Saved entries:
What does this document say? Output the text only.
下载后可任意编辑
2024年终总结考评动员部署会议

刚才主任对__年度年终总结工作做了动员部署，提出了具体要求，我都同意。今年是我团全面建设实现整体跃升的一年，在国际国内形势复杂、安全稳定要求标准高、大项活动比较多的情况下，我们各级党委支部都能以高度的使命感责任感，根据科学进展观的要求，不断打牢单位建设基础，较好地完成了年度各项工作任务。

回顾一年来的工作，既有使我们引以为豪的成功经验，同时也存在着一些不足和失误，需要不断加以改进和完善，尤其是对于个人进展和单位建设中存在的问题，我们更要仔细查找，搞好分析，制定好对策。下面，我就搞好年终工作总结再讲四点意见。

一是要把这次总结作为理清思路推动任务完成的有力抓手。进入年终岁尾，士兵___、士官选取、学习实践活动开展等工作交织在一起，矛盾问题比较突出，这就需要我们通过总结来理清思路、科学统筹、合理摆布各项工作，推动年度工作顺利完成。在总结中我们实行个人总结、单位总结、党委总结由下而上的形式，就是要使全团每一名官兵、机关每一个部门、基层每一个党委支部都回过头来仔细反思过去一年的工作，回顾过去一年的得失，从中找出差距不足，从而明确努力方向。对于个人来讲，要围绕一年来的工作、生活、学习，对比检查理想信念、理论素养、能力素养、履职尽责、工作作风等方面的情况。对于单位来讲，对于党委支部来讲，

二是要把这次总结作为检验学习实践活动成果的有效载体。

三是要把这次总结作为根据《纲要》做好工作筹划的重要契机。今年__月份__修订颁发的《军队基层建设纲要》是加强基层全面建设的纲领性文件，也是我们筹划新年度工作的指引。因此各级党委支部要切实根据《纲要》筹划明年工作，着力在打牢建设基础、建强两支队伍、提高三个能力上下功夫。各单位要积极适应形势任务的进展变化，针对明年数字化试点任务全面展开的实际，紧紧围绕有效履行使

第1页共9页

→ **Exercise description**
Write the material out exactly, with nothing left out.

→ **Output for this task**
What does this document say? Output the text only.
下载后可任意编辑
2024年终总结考评动员部署会议

刚才主任对__年度年终总结工作做了动员部署，提出了具体要求，我都同意。今年是我团全面建设实现整体跃升的一年，在国际国内形势复杂、安全稳定要求标准高、大项活动比较多的情况下，我们各级党委支部都能以高度的使命感责任感，根据科学进展观的要求，不断打牢单位建设基础，较好地完成了年度各项工作任务。

回顾一年来的工作，既有使我们引以为豪的成功经验，同时也存在着一些不足和失误，需要不断加以改进和完善，尤其是对于个人进展和单位建设中存在的问题，我们更要仔细查找，搞好分析，制定好对策。下面，我就搞好年终工作总结再讲四点意见。

一是要把这次总结作为理清思路推动任务完成的有力抓手。进入年终岁尾，士兵___、士官选取、学习实践活动开展等工作交织在一起，矛盾问题比较突出，这就需要我们通过总结来理清思路、科学统筹、合理摆布各项工作，推动年度工作顺利完成。在总结中我们实行个人总结、单位总结、党委总结由下而上的形式，就是要使全团每一名官兵、机关每一个部门、基层每一个党委支部都回过头来仔细反思过去一年的工作，回顾过去一年的得失，从中找出差距不足，从而明确努力方向。对于个人来讲，要围绕一年来的工作、生活、学习，对比检查理想信念、理论素养、能力素养、履职尽责、工作作风等方面的情况。对于单位来讲，对于党委支部来讲，

二是要把这次总结作为检验学习实践活动成果的有效载体。

三是要把这次总结作为根据《纲要》做好工作筹划的重要契机。今年__月份__修订颁发的《军队基层建设纲要》是加强基层全面建设的纲领性文件，也是我们筹划新年度工作的指引。因此各级党委支部要切实根据《纲要》筹划明年工作，着力在打牢建设基础、建强两支队伍、提高三个能力上下功夫。各单位要积极适应形势任务的进展变化，针对明年数字化试点任务全面展开的实际，紧紧围绕有效履行使

第1页共9页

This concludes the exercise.